Check each line of the listing for the word "Medlidenhed" and give only the number of lines that have it.

-----

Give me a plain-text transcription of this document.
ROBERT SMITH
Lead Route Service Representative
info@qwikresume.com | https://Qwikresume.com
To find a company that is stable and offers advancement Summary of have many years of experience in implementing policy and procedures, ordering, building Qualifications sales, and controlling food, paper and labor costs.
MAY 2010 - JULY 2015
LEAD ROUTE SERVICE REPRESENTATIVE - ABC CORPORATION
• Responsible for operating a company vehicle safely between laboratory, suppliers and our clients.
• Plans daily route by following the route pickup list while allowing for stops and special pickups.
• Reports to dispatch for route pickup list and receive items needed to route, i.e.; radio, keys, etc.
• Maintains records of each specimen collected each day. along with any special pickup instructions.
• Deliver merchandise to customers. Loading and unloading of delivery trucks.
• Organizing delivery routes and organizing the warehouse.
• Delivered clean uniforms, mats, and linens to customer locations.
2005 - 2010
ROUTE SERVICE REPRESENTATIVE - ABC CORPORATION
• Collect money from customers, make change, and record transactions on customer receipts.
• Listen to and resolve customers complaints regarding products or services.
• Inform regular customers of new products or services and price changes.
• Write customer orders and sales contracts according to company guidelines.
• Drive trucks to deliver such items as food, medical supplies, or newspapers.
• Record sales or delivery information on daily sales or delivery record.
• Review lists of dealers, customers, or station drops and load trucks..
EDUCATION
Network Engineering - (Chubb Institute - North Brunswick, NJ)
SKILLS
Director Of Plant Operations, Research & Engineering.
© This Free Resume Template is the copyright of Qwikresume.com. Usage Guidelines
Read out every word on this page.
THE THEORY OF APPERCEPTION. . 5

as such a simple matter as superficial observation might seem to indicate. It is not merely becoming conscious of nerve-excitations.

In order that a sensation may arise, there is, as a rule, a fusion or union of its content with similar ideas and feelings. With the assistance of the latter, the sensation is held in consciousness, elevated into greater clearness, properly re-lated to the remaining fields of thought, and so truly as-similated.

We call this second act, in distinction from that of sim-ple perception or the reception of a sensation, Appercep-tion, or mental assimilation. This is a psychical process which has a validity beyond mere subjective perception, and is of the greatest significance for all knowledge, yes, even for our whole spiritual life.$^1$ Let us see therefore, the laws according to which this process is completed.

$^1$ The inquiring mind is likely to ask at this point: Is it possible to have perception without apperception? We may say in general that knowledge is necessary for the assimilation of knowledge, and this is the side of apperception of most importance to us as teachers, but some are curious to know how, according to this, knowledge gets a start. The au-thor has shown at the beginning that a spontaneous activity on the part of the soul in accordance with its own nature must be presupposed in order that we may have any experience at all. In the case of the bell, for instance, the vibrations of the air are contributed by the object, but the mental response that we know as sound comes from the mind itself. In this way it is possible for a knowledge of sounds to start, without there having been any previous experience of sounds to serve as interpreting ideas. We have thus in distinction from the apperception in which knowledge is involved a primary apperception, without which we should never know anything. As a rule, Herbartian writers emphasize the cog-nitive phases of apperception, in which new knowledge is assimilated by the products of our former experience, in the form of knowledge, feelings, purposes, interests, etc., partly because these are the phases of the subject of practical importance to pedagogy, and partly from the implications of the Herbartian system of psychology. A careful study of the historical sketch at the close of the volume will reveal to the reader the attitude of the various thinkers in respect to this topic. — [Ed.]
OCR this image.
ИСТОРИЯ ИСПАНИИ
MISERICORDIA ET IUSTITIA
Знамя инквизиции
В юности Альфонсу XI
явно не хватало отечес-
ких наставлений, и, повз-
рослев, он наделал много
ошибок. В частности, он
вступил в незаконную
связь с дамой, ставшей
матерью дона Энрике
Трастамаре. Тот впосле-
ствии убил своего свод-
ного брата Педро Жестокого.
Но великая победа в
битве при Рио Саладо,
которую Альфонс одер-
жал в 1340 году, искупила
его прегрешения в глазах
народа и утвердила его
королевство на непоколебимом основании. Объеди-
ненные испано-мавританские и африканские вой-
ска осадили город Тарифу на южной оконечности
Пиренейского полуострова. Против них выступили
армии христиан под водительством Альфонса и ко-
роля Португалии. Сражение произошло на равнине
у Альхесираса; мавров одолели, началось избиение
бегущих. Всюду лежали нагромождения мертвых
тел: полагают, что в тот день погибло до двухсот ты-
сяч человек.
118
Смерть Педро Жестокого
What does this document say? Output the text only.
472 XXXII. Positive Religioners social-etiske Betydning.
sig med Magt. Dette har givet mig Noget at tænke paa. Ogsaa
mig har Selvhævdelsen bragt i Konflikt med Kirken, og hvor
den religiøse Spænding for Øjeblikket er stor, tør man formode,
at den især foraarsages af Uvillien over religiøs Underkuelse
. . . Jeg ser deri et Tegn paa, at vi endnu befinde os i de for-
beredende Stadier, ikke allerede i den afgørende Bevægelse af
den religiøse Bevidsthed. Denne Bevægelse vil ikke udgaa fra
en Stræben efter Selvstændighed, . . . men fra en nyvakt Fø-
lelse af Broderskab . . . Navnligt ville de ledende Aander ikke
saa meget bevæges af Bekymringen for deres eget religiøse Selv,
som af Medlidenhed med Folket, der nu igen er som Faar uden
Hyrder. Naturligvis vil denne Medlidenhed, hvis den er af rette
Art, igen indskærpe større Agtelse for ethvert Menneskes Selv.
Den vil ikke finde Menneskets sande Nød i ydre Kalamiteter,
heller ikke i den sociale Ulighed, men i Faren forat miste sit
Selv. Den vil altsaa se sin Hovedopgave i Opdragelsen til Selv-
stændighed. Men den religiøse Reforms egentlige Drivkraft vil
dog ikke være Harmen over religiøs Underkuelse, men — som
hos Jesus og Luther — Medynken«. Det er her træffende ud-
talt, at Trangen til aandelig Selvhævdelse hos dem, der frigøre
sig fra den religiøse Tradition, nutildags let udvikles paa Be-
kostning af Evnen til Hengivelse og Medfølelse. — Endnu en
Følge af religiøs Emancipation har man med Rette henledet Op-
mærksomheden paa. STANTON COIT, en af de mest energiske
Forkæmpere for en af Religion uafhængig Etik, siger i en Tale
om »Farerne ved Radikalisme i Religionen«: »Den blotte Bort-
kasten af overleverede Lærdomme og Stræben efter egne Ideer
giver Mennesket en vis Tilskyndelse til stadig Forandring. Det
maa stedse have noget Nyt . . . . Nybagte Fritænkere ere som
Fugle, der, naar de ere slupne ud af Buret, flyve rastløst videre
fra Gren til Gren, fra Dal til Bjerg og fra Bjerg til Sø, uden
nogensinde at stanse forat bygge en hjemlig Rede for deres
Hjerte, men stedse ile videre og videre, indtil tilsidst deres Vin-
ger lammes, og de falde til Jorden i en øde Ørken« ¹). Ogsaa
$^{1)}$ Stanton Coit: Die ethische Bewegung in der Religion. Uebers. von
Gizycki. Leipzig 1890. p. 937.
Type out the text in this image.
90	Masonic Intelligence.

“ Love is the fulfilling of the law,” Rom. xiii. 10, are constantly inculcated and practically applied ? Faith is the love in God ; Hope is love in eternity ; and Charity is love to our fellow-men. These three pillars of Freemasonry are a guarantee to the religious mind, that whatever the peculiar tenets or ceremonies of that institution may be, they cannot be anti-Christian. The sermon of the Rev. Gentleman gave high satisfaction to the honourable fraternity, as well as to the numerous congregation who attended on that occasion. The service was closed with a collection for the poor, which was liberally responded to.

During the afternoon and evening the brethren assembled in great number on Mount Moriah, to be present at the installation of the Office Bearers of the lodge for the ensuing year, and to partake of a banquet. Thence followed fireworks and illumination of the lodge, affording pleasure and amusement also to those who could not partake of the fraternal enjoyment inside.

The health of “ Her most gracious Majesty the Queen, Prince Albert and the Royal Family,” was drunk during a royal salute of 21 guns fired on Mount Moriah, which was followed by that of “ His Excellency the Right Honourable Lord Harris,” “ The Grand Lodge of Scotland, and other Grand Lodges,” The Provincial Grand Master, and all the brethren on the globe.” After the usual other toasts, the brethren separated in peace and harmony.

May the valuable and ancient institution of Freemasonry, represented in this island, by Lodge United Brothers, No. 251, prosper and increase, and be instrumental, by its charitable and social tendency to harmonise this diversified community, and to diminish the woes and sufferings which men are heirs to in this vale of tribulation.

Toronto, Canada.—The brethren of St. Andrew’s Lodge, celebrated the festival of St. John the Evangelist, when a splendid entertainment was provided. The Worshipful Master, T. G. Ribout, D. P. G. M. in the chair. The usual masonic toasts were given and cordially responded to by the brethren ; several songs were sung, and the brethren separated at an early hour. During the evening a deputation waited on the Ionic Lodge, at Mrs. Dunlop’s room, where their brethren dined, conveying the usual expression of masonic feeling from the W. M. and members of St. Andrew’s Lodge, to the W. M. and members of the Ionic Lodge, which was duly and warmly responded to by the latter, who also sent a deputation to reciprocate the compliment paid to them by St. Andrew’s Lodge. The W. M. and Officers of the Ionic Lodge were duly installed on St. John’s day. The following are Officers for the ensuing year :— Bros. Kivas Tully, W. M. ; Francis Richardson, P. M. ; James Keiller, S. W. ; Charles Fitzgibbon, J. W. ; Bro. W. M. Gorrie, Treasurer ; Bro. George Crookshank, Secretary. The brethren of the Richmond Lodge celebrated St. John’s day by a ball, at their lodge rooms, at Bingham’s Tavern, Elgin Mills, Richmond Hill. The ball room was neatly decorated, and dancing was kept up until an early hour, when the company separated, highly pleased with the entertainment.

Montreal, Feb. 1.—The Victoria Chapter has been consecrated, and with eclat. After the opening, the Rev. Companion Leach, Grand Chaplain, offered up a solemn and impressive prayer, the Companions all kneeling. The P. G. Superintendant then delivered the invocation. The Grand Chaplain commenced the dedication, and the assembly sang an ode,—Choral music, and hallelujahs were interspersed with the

-----

- Written answer: 2